▸ **Instructions to follow**
Copy every line of the data in which the word "save" occurs.

Items listed in a dataset
----

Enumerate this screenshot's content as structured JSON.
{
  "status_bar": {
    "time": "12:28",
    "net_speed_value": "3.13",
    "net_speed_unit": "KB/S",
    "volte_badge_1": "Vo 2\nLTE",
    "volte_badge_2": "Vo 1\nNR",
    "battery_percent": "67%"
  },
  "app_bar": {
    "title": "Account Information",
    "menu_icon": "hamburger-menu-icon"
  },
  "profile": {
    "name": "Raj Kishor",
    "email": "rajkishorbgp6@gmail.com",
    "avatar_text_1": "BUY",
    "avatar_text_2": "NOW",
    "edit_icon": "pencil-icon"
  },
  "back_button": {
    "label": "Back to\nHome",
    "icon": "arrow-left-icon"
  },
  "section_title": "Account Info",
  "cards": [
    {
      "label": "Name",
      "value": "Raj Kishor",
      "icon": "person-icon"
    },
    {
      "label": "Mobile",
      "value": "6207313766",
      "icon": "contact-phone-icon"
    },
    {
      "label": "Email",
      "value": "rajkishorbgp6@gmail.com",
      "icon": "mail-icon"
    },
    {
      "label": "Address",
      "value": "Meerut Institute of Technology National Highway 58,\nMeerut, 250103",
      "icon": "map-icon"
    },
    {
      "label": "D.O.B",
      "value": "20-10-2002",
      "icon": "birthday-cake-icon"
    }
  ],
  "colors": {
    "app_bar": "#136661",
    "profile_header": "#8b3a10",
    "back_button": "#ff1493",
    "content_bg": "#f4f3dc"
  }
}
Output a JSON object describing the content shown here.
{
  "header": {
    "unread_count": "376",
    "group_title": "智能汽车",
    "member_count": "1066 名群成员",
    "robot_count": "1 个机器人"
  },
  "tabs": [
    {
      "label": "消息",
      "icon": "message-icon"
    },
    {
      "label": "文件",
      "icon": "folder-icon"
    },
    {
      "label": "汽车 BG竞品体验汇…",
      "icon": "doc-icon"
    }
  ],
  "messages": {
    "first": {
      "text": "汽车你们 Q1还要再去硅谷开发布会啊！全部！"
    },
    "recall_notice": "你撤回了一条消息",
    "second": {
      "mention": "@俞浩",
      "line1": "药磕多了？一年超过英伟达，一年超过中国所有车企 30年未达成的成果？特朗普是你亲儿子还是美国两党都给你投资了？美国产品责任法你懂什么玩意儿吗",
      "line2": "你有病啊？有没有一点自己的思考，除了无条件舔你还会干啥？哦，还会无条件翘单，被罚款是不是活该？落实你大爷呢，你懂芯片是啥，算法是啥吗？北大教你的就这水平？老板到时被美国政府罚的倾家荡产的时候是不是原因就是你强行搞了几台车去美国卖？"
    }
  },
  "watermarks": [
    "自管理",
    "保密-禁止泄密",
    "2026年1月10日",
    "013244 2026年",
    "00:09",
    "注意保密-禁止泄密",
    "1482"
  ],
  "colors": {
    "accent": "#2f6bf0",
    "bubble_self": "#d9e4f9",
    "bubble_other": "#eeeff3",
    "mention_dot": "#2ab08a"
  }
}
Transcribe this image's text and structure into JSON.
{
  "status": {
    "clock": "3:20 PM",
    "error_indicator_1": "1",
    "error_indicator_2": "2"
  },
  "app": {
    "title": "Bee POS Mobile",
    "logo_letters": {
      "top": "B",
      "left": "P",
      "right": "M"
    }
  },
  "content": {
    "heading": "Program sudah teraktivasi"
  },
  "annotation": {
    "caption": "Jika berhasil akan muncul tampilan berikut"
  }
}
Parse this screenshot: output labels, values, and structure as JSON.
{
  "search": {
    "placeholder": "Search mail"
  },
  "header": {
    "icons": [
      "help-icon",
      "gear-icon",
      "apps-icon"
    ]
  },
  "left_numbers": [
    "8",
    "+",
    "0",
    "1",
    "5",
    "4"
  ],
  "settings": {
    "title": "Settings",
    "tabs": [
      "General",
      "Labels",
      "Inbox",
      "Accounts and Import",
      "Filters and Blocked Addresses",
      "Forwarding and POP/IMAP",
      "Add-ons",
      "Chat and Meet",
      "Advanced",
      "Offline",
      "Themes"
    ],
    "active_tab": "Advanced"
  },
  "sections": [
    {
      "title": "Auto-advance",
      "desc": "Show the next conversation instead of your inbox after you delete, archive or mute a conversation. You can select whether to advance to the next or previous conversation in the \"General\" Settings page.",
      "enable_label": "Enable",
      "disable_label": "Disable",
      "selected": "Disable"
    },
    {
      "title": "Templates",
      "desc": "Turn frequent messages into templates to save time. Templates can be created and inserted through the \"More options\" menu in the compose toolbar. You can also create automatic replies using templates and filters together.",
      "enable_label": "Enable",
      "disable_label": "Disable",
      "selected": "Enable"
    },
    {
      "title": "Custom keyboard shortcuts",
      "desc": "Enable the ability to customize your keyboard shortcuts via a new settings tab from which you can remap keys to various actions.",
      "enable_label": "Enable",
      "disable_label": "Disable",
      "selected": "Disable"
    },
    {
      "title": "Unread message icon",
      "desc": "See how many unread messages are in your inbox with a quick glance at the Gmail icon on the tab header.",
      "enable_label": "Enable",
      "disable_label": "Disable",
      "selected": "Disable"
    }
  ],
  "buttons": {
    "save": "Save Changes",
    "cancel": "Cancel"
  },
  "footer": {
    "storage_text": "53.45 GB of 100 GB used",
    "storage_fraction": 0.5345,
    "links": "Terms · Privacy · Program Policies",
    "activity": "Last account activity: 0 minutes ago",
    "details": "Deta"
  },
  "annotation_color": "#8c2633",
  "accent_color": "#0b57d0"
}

----

▸ **Output for this task**
      "desc": "Turn frequent messages into templates to save time. Templates can be created and inserted through the \"More options\" menu in the compose toolbar. You can also create automatic replies using templates and filters together.",
    "save": "Save Changes",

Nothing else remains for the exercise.